--- Begin Records supplied ---

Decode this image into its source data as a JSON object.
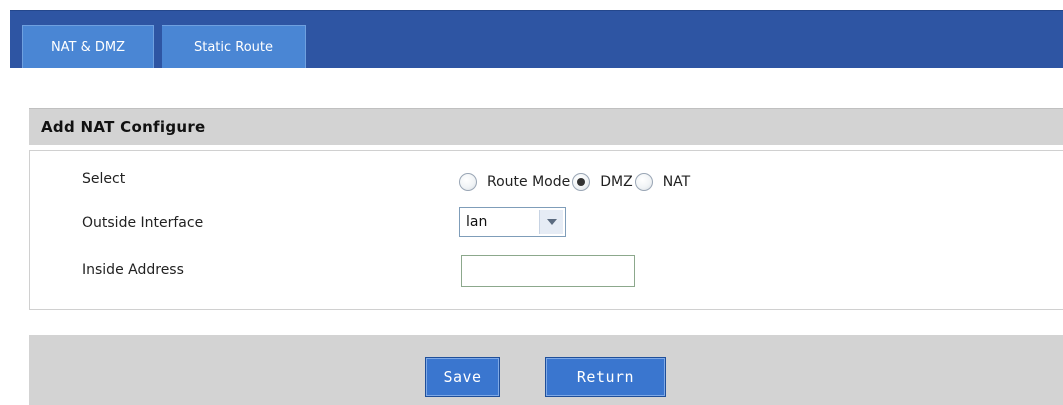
{
  "tabs": [
    {
      "label": "NAT & DMZ"
    },
    {
      "label": "Static Route"
    }
  ],
  "section": {
    "title": "Add NAT Configure"
  },
  "form": {
    "select": {
      "label": "Select",
      "options": [
        {
          "label": "Route Mode",
          "checked": false
        },
        {
          "label": "DMZ",
          "checked": true
        },
        {
          "label": "NAT",
          "checked": false
        }
      ]
    },
    "outside_interface": {
      "label": "Outside Interface",
      "value": "lan"
    },
    "inside_address": {
      "label": "Inside Address",
      "value": ""
    }
  },
  "buttons": {
    "save": "Save",
    "return": "Return"
  },
  "colors": {
    "tabbar": "#2e55a3",
    "tab": "#4a86d4",
    "section_header": "#d3d3d3",
    "button": "#3a76cf"
  },
  "icons": {
    "dropdown": "chevron-down-icon"
  }
}
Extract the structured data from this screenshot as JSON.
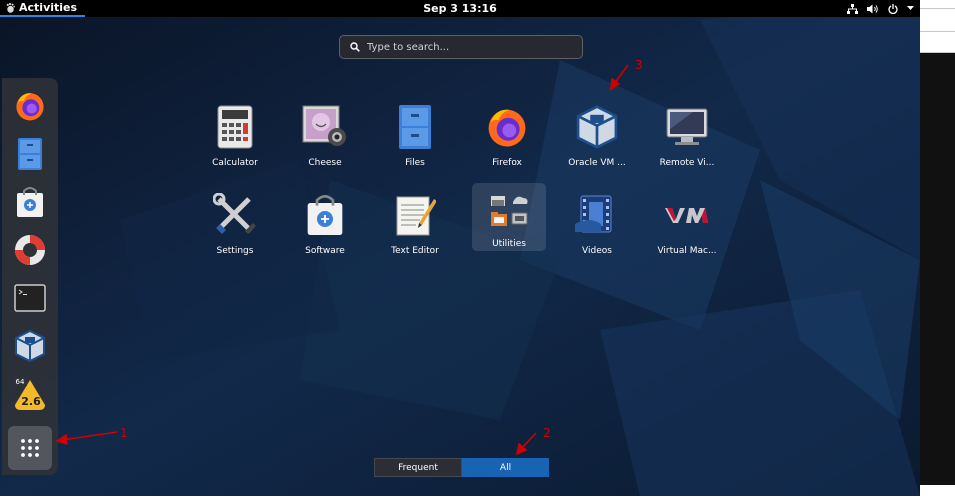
{
  "topbar": {
    "activities_label": "Activities",
    "clock": "Sep 3  13:16",
    "icons": [
      "network-icon",
      "volume-icon",
      "power-icon",
      "menu-arrow-icon"
    ]
  },
  "search": {
    "placeholder": "Type to search..."
  },
  "dash": {
    "items": [
      {
        "name": "firefox",
        "icon": "firefox-icon"
      },
      {
        "name": "files",
        "icon": "file-cabinet-icon"
      },
      {
        "name": "software",
        "icon": "software-bag-icon"
      },
      {
        "name": "help",
        "icon": "lifebuoy-icon"
      },
      {
        "name": "terminal",
        "icon": "terminal-icon"
      },
      {
        "name": "virtualbox",
        "icon": "virtualbox-cube-icon"
      },
      {
        "name": "app-2.6",
        "icon": "badge-icon",
        "badge_top": "64",
        "badge_text": "2.6"
      }
    ],
    "show_apps_icon": "app-grid-icon"
  },
  "apps": [
    {
      "label": "Calculator",
      "icon": "calculator-icon"
    },
    {
      "label": "Cheese",
      "icon": "cheese-icon"
    },
    {
      "label": "Files",
      "icon": "file-cabinet-icon"
    },
    {
      "label": "Firefox",
      "icon": "firefox-icon"
    },
    {
      "label": "Oracle VM ...",
      "icon": "virtualbox-cube-icon"
    },
    {
      "label": "Remote Vi...",
      "icon": "monitor-icon"
    },
    {
      "label": "Settings",
      "icon": "tools-icon"
    },
    {
      "label": "Software",
      "icon": "software-bag-icon"
    },
    {
      "label": "Text Editor",
      "icon": "text-editor-icon"
    },
    {
      "label": "Utilities",
      "icon": "utilities-folder-icon",
      "selected": true
    },
    {
      "label": "Videos",
      "icon": "film-icon"
    },
    {
      "label": "Virtual Mac...",
      "icon": "vm-logo-icon"
    }
  ],
  "switcher": {
    "frequent_label": "Frequent",
    "all_label": "All",
    "active": "All"
  },
  "annotations": [
    "1",
    "2",
    "3"
  ],
  "colors": {
    "accent": "#1963b5",
    "annotation": "#d10000",
    "topbar": "#000000"
  }
}
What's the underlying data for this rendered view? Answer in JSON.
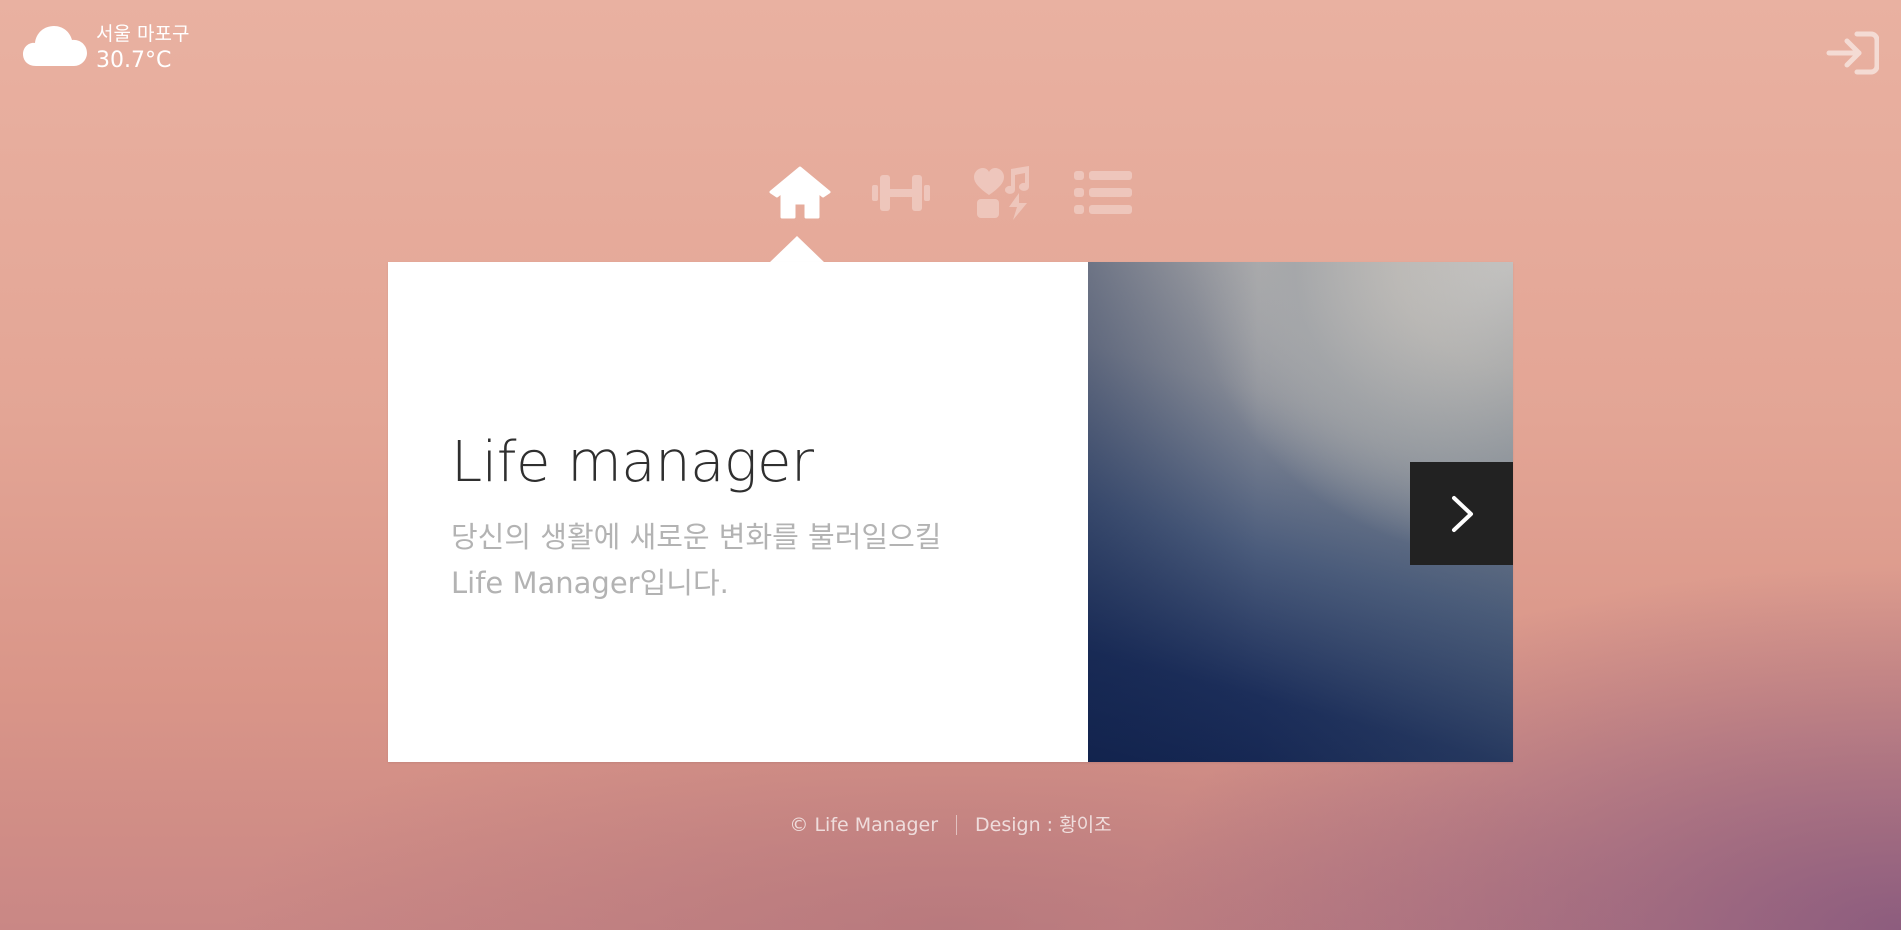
{
  "weather": {
    "icon": "cloud-icon",
    "location": "서울 마포구",
    "temperature": "30.7°C"
  },
  "header": {
    "login_icon": "sign-in-icon"
  },
  "nav": {
    "items": [
      {
        "icon": "home-icon",
        "active": true
      },
      {
        "icon": "dumbbell-icon",
        "active": false
      },
      {
        "icon": "heart-music-icon",
        "active": false
      },
      {
        "icon": "list-icon",
        "active": false
      }
    ]
  },
  "card": {
    "title": "Life manager",
    "description_line1": "당신의 생활에 새로운 변화를 불러일으킬",
    "description_line2": "Life Manager입니다.",
    "next_icon": "chevron-right-icon"
  },
  "footer": {
    "copyright": "© Life Manager",
    "design": "Design : 황이조"
  },
  "colors": {
    "background_top": "#e9b1a1",
    "background_bottom_right": "#82557d",
    "card_bg": "#ffffff",
    "title_text": "#2f2f2f",
    "desc_text": "#b3b3b3",
    "next_button": "#222222"
  }
}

--- End Records supplied ---

_Given request_: Retype each record exactly as it stands, but do not include the pictures.

_Written response_:
Decode this image into its source data as a JSON object.
{
  "tabs": [
    {
      "label": "NAT & DMZ"
    },
    {
      "label": "Static Route"
    }
  ],
  "section": {
    "title": "Add NAT Configure"
  },
  "form": {
    "select": {
      "label": "Select",
      "options": [
        {
          "label": "Route Mode",
          "checked": false
        },
        {
          "label": "DMZ",
          "checked": true
        },
        {
          "label": "NAT",
          "checked": false
        }
      ]
    },
    "outside_interface": {
      "label": "Outside Interface",
      "value": "lan"
    },
    "inside_address": {
      "label": "Inside Address",
      "value": ""
    }
  },
  "buttons": {
    "save": "Save",
    "return": "Return"
  },
  "colors": {
    "tabbar": "#2e55a3",
    "tab": "#4a86d4",
    "section_header": "#d3d3d3",
    "button": "#3a76cf"
  },
  "icons": {
    "dropdown": "chevron-down-icon"
  }
}
Extract the structured data from this screenshot as JSON.
{
  "topbar": {
    "activities_label": "Activities",
    "clock": "Sep 3  13:16",
    "icons": [
      "network-icon",
      "volume-icon",
      "power-icon",
      "menu-arrow-icon"
    ]
  },
  "search": {
    "placeholder": "Type to search..."
  },
  "dash": {
    "items": [
      {
        "name": "firefox",
        "icon": "firefox-icon"
      },
      {
        "name": "files",
        "icon": "file-cabinet-icon"
      },
      {
        "name": "software",
        "icon": "software-bag-icon"
      },
      {
        "name": "help",
        "icon": "lifebuoy-icon"
      },
      {
        "name": "terminal",
        "icon": "terminal-icon"
      },
      {
        "name": "virtualbox",
        "icon": "virtualbox-cube-icon"
      },
      {
        "name": "app-2.6",
        "icon": "badge-icon",
        "badge_top": "64",
        "badge_text": "2.6"
      }
    ],
    "show_apps_icon": "app-grid-icon"
  },
  "apps": [
    {
      "label": "Calculator",
      "icon": "calculator-icon"
    },
    {
      "label": "Cheese",
      "icon": "cheese-icon"
    },
    {
      "label": "Files",
      "icon": "file-cabinet-icon"
    },
    {
      "label": "Firefox",
      "icon": "firefox-icon"
    },
    {
      "label": "Oracle VM ...",
      "icon": "virtualbox-cube-icon"
    },
    {
      "label": "Remote Vi...",
      "icon": "monitor-icon"
    },
    {
      "label": "Settings",
      "icon": "tools-icon"
    },
    {
      "label": "Software",
      "icon": "software-bag-icon"
    },
    {
      "label": "Text Editor",
      "icon": "text-editor-icon"
    },
    {
      "label": "Utilities",
      "icon": "utilities-folder-icon",
      "selected": true
    },
    {
      "label": "Videos",
      "icon": "film-icon"
    },
    {
      "label": "Virtual Mac...",
      "icon": "vm-logo-icon"
    }
  ],
  "switcher": {
    "frequent_label": "Frequent",
    "all_label": "All",
    "active": "All"
  },
  "annotations": [
    "1",
    "2",
    "3"
  ],
  "colors": {
    "accent": "#1963b5",
    "annotation": "#d10000",
    "topbar": "#000000"
  }
}
What's the underlying data for this rendered view? Answer in JSON.
{
  "weather": {
    "icon": "cloud-icon",
    "location": "서울 마포구",
    "temperature": "30.7°C"
  },
  "header": {
    "login_icon": "sign-in-icon"
  },
  "nav": {
    "items": [
      {
        "icon": "home-icon",
        "active": true
      },
      {
        "icon": "dumbbell-icon",
        "active": false
      },
      {
        "icon": "heart-music-icon",
        "active": false
      },
      {
        "icon": "list-icon",
        "active": false
      }
    ]
  },
  "card": {
    "title": "Life manager",
    "description_line1": "당신의 생활에 새로운 변화를 불러일으킬",
    "description_line2": "Life Manager입니다.",
    "next_icon": "chevron-right-icon"
  },
  "footer": {
    "copyright": "© Life Manager",
    "design": "Design : 황이조"
  },
  "colors": {
    "background_top": "#e9b1a1",
    "background_bottom_right": "#82557d",
    "card_bg": "#ffffff",
    "title_text": "#2f2f2f",
    "desc_text": "#b3b3b3",
    "next_button": "#222222"
  }
}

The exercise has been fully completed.